* BEGIN Provided information *

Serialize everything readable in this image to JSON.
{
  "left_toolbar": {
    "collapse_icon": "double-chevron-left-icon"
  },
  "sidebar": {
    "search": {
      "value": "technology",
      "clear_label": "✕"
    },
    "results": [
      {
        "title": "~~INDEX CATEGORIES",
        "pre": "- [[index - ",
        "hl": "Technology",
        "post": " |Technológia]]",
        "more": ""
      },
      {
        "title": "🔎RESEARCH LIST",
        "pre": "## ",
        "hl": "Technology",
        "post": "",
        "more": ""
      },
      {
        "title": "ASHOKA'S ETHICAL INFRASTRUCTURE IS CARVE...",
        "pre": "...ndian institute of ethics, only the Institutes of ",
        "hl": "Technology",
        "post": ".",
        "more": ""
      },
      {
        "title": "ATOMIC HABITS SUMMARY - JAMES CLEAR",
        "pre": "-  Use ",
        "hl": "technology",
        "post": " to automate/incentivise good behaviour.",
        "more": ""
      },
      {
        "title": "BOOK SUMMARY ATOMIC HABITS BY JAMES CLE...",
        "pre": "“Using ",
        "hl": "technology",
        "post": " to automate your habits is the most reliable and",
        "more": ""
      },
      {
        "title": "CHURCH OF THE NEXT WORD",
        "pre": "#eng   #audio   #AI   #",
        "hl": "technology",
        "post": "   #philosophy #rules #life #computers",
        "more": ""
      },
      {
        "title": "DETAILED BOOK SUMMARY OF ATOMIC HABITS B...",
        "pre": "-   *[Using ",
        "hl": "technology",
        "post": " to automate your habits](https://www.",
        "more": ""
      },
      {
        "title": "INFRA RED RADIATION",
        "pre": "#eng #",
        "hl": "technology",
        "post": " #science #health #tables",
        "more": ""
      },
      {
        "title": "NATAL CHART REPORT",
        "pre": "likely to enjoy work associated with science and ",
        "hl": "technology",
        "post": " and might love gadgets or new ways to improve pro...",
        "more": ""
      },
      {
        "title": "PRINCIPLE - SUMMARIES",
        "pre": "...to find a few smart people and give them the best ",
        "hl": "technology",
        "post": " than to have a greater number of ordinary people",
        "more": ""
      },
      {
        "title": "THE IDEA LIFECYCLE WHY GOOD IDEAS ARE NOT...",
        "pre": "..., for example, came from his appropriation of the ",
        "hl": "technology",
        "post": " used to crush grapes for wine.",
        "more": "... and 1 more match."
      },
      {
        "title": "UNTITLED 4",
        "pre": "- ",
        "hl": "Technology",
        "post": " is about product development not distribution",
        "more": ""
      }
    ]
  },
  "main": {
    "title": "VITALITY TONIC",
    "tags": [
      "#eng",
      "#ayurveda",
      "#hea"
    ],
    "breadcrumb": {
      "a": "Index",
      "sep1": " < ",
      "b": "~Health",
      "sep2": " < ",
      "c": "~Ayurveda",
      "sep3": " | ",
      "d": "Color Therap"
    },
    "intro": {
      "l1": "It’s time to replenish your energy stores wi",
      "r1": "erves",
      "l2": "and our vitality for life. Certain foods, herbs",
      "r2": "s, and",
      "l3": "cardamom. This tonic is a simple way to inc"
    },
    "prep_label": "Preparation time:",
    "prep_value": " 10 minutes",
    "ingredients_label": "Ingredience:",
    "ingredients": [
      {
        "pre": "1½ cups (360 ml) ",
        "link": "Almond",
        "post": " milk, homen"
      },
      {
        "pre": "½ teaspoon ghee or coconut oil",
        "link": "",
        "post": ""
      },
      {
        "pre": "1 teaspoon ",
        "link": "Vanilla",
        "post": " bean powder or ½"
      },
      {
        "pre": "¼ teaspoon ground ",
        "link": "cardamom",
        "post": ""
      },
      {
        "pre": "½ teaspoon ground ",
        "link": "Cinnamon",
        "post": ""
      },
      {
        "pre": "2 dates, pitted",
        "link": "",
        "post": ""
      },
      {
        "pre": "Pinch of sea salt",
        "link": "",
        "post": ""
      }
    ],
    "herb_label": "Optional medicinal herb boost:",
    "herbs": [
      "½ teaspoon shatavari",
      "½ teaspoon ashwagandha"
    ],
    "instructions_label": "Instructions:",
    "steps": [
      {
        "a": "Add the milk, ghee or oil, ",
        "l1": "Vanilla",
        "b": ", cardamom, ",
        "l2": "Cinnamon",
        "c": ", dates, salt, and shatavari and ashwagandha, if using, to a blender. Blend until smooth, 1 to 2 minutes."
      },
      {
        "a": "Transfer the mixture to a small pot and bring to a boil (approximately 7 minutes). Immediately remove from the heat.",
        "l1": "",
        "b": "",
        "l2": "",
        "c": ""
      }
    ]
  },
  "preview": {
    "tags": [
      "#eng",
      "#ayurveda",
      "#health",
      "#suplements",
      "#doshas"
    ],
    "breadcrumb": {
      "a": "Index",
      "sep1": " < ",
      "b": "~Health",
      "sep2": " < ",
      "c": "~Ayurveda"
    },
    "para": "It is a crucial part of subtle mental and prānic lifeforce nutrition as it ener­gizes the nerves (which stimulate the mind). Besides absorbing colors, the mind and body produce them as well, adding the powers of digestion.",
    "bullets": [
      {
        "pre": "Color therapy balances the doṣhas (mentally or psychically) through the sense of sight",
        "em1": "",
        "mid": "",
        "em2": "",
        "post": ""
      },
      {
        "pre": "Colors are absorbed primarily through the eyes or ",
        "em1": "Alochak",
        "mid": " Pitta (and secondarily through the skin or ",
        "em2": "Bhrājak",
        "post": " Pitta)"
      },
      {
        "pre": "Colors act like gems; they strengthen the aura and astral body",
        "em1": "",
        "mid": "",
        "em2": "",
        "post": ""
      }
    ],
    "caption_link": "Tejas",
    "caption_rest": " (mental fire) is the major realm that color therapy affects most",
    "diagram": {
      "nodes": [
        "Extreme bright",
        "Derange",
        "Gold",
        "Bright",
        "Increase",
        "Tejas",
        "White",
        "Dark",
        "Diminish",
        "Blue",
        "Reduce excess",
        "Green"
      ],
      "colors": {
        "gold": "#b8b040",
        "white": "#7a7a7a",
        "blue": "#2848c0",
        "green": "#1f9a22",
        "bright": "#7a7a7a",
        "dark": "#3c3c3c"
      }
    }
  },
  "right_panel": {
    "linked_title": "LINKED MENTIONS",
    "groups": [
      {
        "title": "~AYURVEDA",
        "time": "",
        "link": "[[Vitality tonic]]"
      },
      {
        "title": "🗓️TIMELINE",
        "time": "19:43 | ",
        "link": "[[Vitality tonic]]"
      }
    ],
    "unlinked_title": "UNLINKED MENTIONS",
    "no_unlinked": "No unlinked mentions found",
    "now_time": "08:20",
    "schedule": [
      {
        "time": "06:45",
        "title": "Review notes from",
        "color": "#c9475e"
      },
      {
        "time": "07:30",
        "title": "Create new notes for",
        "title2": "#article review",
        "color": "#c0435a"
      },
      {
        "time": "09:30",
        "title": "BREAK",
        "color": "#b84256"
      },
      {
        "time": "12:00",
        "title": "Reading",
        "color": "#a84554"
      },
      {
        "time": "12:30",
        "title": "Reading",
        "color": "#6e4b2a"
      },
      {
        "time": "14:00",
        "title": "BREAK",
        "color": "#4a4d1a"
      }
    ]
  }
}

* END Provided information *

Each record should come back exactly as written.

*Exercise response*:
Serialize everything readable in this image to JSON.
{
  "left_toolbar": {
    "collapse_icon": "double-chevron-left-icon"
  },
  "sidebar": {
    "search": {
      "value": "technology",
      "clear_label": "✕"
    },
    "results": [
      {
        "title": "~~INDEX CATEGORIES",
        "pre": "- [[index - ",
        "hl": "Technology",
        "post": " |Technológia]]",
        "more": ""
      },
      {
        "title": "🔎RESEARCH LIST",
        "pre": "## ",
        "hl": "Technology",
        "post": "",
        "more": ""
      },
      {
        "title": "ASHOKA'S ETHICAL INFRASTRUCTURE IS CARVE...",
        "pre": "...ndian institute of ethics, only the Institutes of ",
        "hl": "Technology",
        "post": ".",
        "more": ""
      },
      {
        "title": "ATOMIC HABITS SUMMARY - JAMES CLEAR",
        "pre": "-  Use ",
        "hl": "technology",
        "post": " to automate/incentivise good behaviour.",
        "more": ""
      },
      {
        "title": "BOOK SUMMARY ATOMIC HABITS BY JAMES CLE...",
        "pre": "“Using ",
        "hl": "technology",
        "post": " to automate your habits is the most reliable and",
        "more": ""
      },
      {
        "title": "CHURCH OF THE NEXT WORD",
        "pre": "#eng   #audio   #AI   #",
        "hl": "technology",
        "post": "   #philosophy #rules #life #computers",
        "more": ""
      },
      {
        "title": "DETAILED BOOK SUMMARY OF ATOMIC HABITS B...",
        "pre": "-   *[Using ",
        "hl": "technology",
        "post": " to automate your habits](https://www.",
        "more": ""
      },
      {
        "title": "INFRA RED RADIATION",
        "pre": "#eng #",
        "hl": "technology",
        "post": " #science #health #tables",
        "more": ""
      },
      {
        "title": "NATAL CHART REPORT",
        "pre": "likely to enjoy work associated with science and ",
        "hl": "technology",
        "post": " and might love gadgets or new ways to improve pro...",
        "more": ""
      },
      {
        "title": "PRINCIPLE - SUMMARIES",
        "pre": "...to find a few smart people and give them the best ",
        "hl": "technology",
        "post": " than to have a greater number of ordinary people",
        "more": ""
      },
      {
        "title": "THE IDEA LIFECYCLE WHY GOOD IDEAS ARE NOT...",
        "pre": "..., for example, came from his appropriation of the ",
        "hl": "technology",
        "post": " used to crush grapes for wine.",
        "more": "... and 1 more match."
      },
      {
        "title": "UNTITLED 4",
        "pre": "- ",
        "hl": "Technology",
        "post": " is about product development not distribution",
        "more": ""
      }
    ]
  },
  "main": {
    "title": "VITALITY TONIC",
    "tags": [
      "#eng",
      "#ayurveda",
      "#hea"
    ],
    "breadcrumb": {
      "a": "Index",
      "sep1": " < ",
      "b": "~Health",
      "sep2": " < ",
      "c": "~Ayurveda",
      "sep3": " | ",
      "d": "Color Therap"
    },
    "intro": {
      "l1": "It’s time to replenish your energy stores wi",
      "r1": "erves",
      "l2": "and our vitality for life. Certain foods, herbs",
      "r2": "s, and",
      "l3": "cardamom. This tonic is a simple way to inc"
    },
    "prep_label": "Preparation time:",
    "prep_value": " 10 minutes",
    "ingredients_label": "Ingredience:",
    "ingredients": [
      {
        "pre": "1½ cups (360 ml) ",
        "link": "Almond",
        "post": " milk, homen"
      },
      {
        "pre": "½ teaspoon ghee or coconut oil",
        "link": "",
        "post": ""
      },
      {
        "pre": "1 teaspoon ",
        "link": "Vanilla",
        "post": " bean powder or ½"
      },
      {
        "pre": "¼ teaspoon ground ",
        "link": "cardamom",
        "post": ""
      },
      {
        "pre": "½ teaspoon ground ",
        "link": "Cinnamon",
        "post": ""
      },
      {
        "pre": "2 dates, pitted",
        "link": "",
        "post": ""
      },
      {
        "pre": "Pinch of sea salt",
        "link": "",
        "post": ""
      }
    ],
    "herb_label": "Optional medicinal herb boost:",
    "herbs": [
      "½ teaspoon shatavari",
      "½ teaspoon ashwagandha"
    ],
    "instructions_label": "Instructions:",
    "steps": [
      {
        "a": "Add the milk, ghee or oil, ",
        "l1": "Vanilla",
        "b": ", cardamom, ",
        "l2": "Cinnamon",
        "c": ", dates, salt, and shatavari and ashwagandha, if using, to a blender. Blend until smooth, 1 to 2 minutes."
      },
      {
        "a": "Transfer the mixture to a small pot and bring to a boil (approximately 7 minutes). Immediately remove from the heat.",
        "l1": "",
        "b": "",
        "l2": "",
        "c": ""
      }
    ]
  },
  "preview": {
    "tags": [
      "#eng",
      "#ayurveda",
      "#health",
      "#suplements",
      "#doshas"
    ],
    "breadcrumb": {
      "a": "Index",
      "sep1": " < ",
      "b": "~Health",
      "sep2": " < ",
      "c": "~Ayurveda"
    },
    "para": "It is a crucial part of subtle mental and prānic lifeforce nutrition as it ener­gizes the nerves (which stimulate the mind). Besides absorbing colors, the mind and body produce them as well, adding the powers of digestion.",
    "bullets": [
      {
        "pre": "Color therapy balances the doṣhas (mentally or psychically) through the sense of sight",
        "em1": "",
        "mid": "",
        "em2": "",
        "post": ""
      },
      {
        "pre": "Colors are absorbed primarily through the eyes or ",
        "em1": "Alochak",
        "mid": " Pitta (and secondarily through the skin or ",
        "em2": "Bhrājak",
        "post": " Pitta)"
      },
      {
        "pre": "Colors act like gems; they strengthen the aura and astral body",
        "em1": "",
        "mid": "",
        "em2": "",
        "post": ""
      }
    ],
    "caption_link": "Tejas",
    "caption_rest": " (mental fire) is the major realm that color therapy affects most",
    "diagram": {
      "nodes": [
        "Extreme bright",
        "Derange",
        "Gold",
        "Bright",
        "Increase",
        "Tejas",
        "White",
        "Dark",
        "Diminish",
        "Blue",
        "Reduce excess",
        "Green"
      ],
      "colors": {
        "gold": "#b8b040",
        "white": "#7a7a7a",
        "blue": "#2848c0",
        "green": "#1f9a22",
        "bright": "#7a7a7a",
        "dark": "#3c3c3c"
      }
    }
  },
  "right_panel": {
    "linked_title": "LINKED MENTIONS",
    "groups": [
      {
        "title": "~AYURVEDA",
        "time": "",
        "link": "[[Vitality tonic]]"
      },
      {
        "title": "🗓️TIMELINE",
        "time": "19:43 | ",
        "link": "[[Vitality tonic]]"
      }
    ],
    "unlinked_title": "UNLINKED MENTIONS",
    "no_unlinked": "No unlinked mentions found",
    "now_time": "08:20",
    "schedule": [
      {
        "time": "06:45",
        "title": "Review notes from",
        "color": "#c9475e"
      },
      {
        "time": "07:30",
        "title": "Create new notes for",
        "title2": "#article review",
        "color": "#c0435a"
      },
      {
        "time": "09:30",
        "title": "BREAK",
        "color": "#b84256"
      },
      {
        "time": "12:00",
        "title": "Reading",
        "color": "#a84554"
      },
      {
        "time": "12:30",
        "title": "Reading",
        "color": "#6e4b2a"
      },
      {
        "time": "14:00",
        "title": "BREAK",
        "color": "#4a4d1a"
      }
    ]
  }
}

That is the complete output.